--- What needs to be done ---
Every record should be repeated exactly, except that pictures are left out.

Saved entries:
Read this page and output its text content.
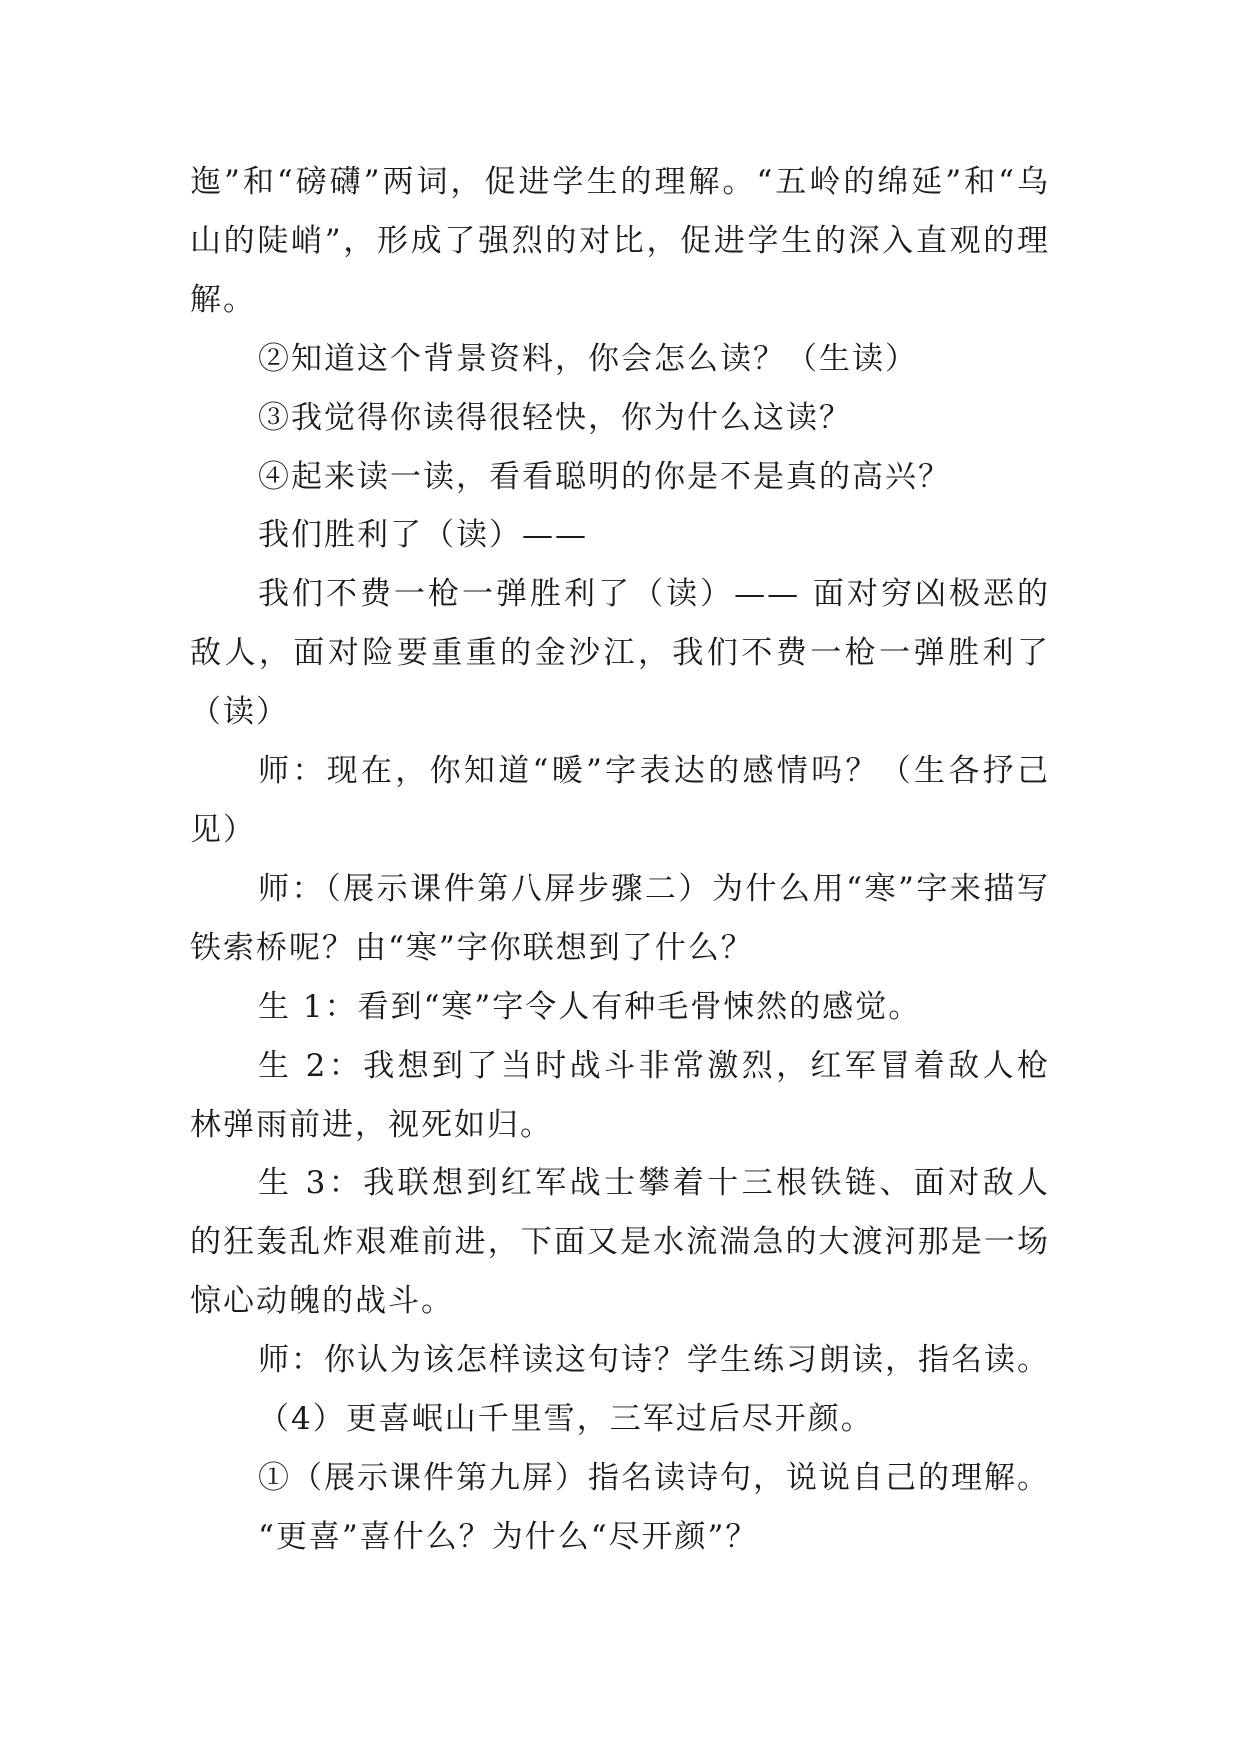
迤”和“磅礴”两词，促进学生的理解。“五岭的绵延”和“乌山的陡峭”，形成了强烈的对比，促进学生的深入直观的理解。

②知道这个背景资料，你会怎么读？（生读）

③我觉得你读得很轻快，你为什么这读？

④起来读一读，看看聪明的你是不是真的高兴？

我们胜利了（读）——

我们不费一枪一弹胜利了（读）—— 面对穷凶极恶的敌人，面对险要重重的金沙江，我们不费一枪一弹胜利了（读）

师：现在，你知道“暖”字表达的感情吗？（生各抒己见）

师：（展示课件第八屏步骤二）为什么用“寒”字来描写铁索桥呢？由“寒”字你联想到了什么？

生 1：看到“寒”字令人有种毛骨悚然的感觉。

生 2：我想到了当时战斗非常激烈，红军冒着敌人枪林弹雨前进，视死如归。

生 3：我联想到红军战士攀着十三根铁链、面对敌人的狂轰乱炸艰难前进，下面又是水流湍急的大渡河那是一场惊心动魄的战斗。

师：你认为该怎样读这句诗？学生练习朗读，指名读。

（4）更喜岷山千里雪，三军过后尽开颜。

①（展示课件第九屏）指名读诗句，说说自己的理解。

“更喜”喜什么？为什么“尽开颜”？
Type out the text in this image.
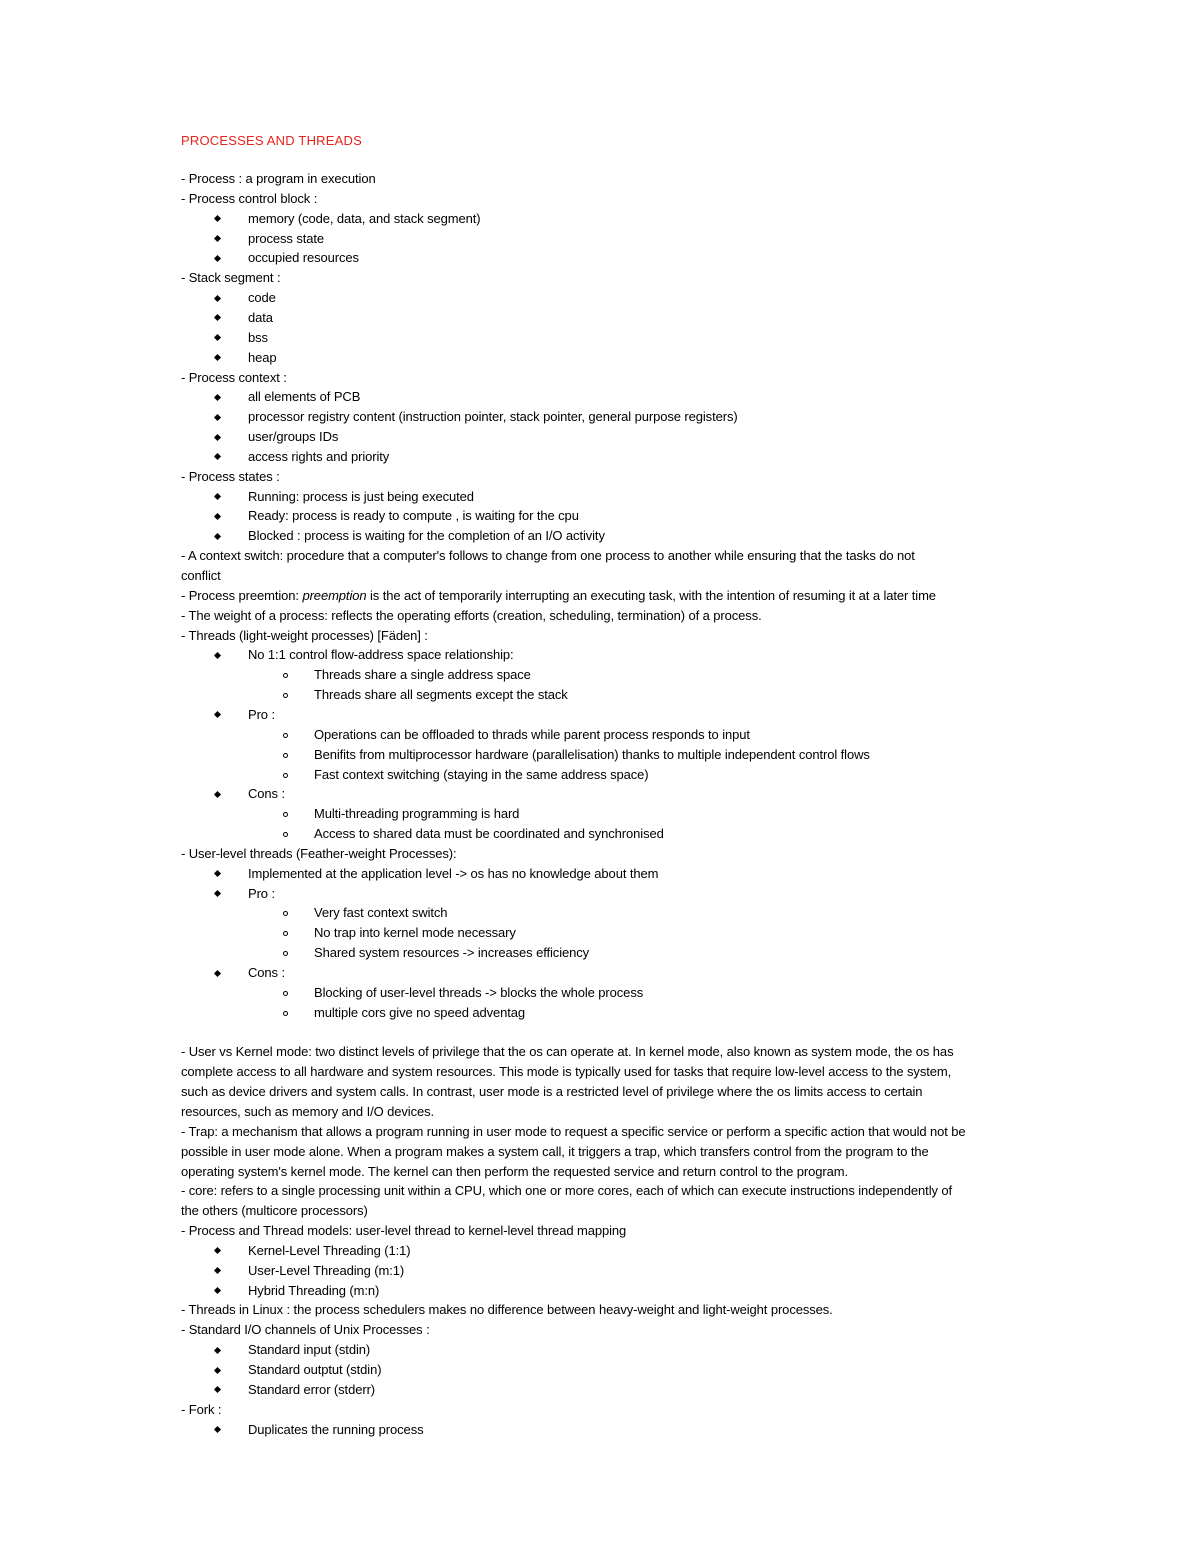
PROCESSES AND THREADS
- Process : a program in execution
- Process control block :
memory (code, data, and stack segment)
process state
occupied resources
- Stack segment :
code
data
bss
heap
- Process context :
all elements of PCB
processor registry content (instruction pointer, stack pointer, general purpose registers)
user/groups IDs
access rights and priority
- Process states :
Running: process is just being executed
Ready: process is ready to compute , is waiting for the cpu
Blocked : process is waiting for the completion of an I/O activity
- A context switch: procedure that a computer's follows to change from one process to another while ensuring that the tasks do not
conflict
- Process preemtion: preemption is the act of temporarily interrupting an executing task, with the intention of resuming it at a later time
- The weight of a process: reflects the operating efforts (creation, scheduling, termination) of a process.
- Threads (light-weight processes) [Fäden] :
No 1:1 control flow-address space relationship:
Threads share a single address space
Threads share all segments except the stack
Pro :
Operations can be offloaded to thrads while parent process responds to input
Benifits from multiprocessor hardware (parallelisation) thanks to multiple independent control flows
Fast context switching (staying in the same address space)
Cons :
Multi-threading programming is hard
Access to shared data must be coordinated and synchronised
- User-level threads (Feather-weight Processes):
Implemented at the application level -> os has no knowledge about them
Pro :
Very fast context switch
No trap into kernel mode necessary
Shared system resources -> increases efficiency
Cons :
Blocking of user-level threads -> blocks the whole process
multiple cors give no speed adventag
- User vs Kernel mode: two distinct levels of privilege that the os can operate at. In kernel mode, also known as system mode, the os has
complete access to all hardware and system resources. This mode is typically used for tasks that require low-level access to the system,
such as device drivers and system calls. In contrast, user mode is a restricted level of privilege where the os limits access to certain
resources, such as memory and I/O devices.
- Trap: a mechanism that allows a program running in user mode to request a specific service or perform a specific action that would not be
possible in user mode alone. When a program makes a system call, it triggers a trap, which transfers control from the program to the
operating system's kernel mode. The kernel can then perform the requested service and return control to the program.
- core: refers to a single processing unit within a CPU, which one or more cores, each of which can execute instructions independently of
the others (multicore processors)
- Process and Thread models: user-level thread to kernel-level thread mapping
Kernel-Level Threading (1:1)
User-Level Threading (m:1)
Hybrid Threading (m:n)
- Threads in Linux : the process schedulers makes no difference between heavy-weight and light-weight processes.
- Standard I/O channels of Unix Processes :
Standard input (stdin)
Standard outptut (stdin)
Standard error (stderr)
- Fork :
Duplicates the running process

--- Exercise answer ---
Read this page and output its text content.
迤”和“磅礴”两词，促进学生的理解。“五岭的绵延”和“乌山的陡峭”，形成了强烈的对比，促进学生的深入直观的理解。

②知道这个背景资料，你会怎么读？（生读）

③我觉得你读得很轻快，你为什么这读？

④起来读一读，看看聪明的你是不是真的高兴？

我们胜利了（读）——

我们不费一枪一弹胜利了（读）—— 面对穷凶极恶的敌人，面对险要重重的金沙江，我们不费一枪一弹胜利了（读）

师：现在，你知道“暖”字表达的感情吗？（生各抒己见）

师：（展示课件第八屏步骤二）为什么用“寒”字来描写铁索桥呢？由“寒”字你联想到了什么？

生 1：看到“寒”字令人有种毛骨悚然的感觉。

生 2：我想到了当时战斗非常激烈，红军冒着敌人枪林弹雨前进，视死如归。

生 3：我联想到红军战士攀着十三根铁链、面对敌人的狂轰乱炸艰难前进，下面又是水流湍急的大渡河那是一场惊心动魄的战斗。

师：你认为该怎样读这句诗？学生练习朗读，指名读。

（4）更喜岷山千里雪，三军过后尽开颜。

①（展示课件第九屏）指名读诗句，说说自己的理解。

“更喜”喜什么？为什么“尽开颜”？
Type out the text in this image.
PROCESSES AND THREADS
- Process : a program in execution
- Process control block :
memory (code, data, and stack segment)
process state
occupied resources
- Stack segment :
code
data
bss
heap
- Process context :
all elements of PCB
processor registry content (instruction pointer, stack pointer, general purpose registers)
user/groups IDs
access rights and priority
- Process states :
Running: process is just being executed
Ready: process is ready to compute , is waiting for the cpu
Blocked : process is waiting for the completion of an I/O activity
- A context switch: procedure that a computer's follows to change from one process to another while ensuring that the tasks do not
conflict
- Process preemtion: preemption is the act of temporarily interrupting an executing task, with the intention of resuming it at a later time
- The weight of a process: reflects the operating efforts (creation, scheduling, termination) of a process.
- Threads (light-weight processes) [Fäden] :
No 1:1 control flow-address space relationship:
Threads share a single address space
Threads share all segments except the stack
Pro :
Operations can be offloaded to thrads while parent process responds to input
Benifits from multiprocessor hardware (parallelisation) thanks to multiple independent control flows
Fast context switching (staying in the same address space)
Cons :
Multi-threading programming is hard
Access to shared data must be coordinated and synchronised
- User-level threads (Feather-weight Processes):
Implemented at the application level -> os has no knowledge about them
Pro :
Very fast context switch
No trap into kernel mode necessary
Shared system resources -> increases efficiency
Cons :
Blocking of user-level threads -> blocks the whole process
multiple cors give no speed adventag
- User vs Kernel mode: two distinct levels of privilege that the os can operate at. In kernel mode, also known as system mode, the os has
complete access to all hardware and system resources. This mode is typically used for tasks that require low-level access to the system,
such as device drivers and system calls. In contrast, user mode is a restricted level of privilege where the os limits access to certain
resources, such as memory and I/O devices.
- Trap: a mechanism that allows a program running in user mode to request a specific service or perform a specific action that would not be
possible in user mode alone. When a program makes a system call, it triggers a trap, which transfers control from the program to the
operating system's kernel mode. The kernel can then perform the requested service and return control to the program.
- core: refers to a single processing unit within a CPU, which one or more cores, each of which can execute instructions independently of
the others (multicore processors)
- Process and Thread models: user-level thread to kernel-level thread mapping
Kernel-Level Threading (1:1)
User-Level Threading (m:1)
Hybrid Threading (m:n)
- Threads in Linux : the process schedulers makes no difference between heavy-weight and light-weight processes.
- Standard I/O channels of Unix Processes :
Standard input (stdin)
Standard outptut (stdin)
Standard error (stderr)
- Fork :
Duplicates the running process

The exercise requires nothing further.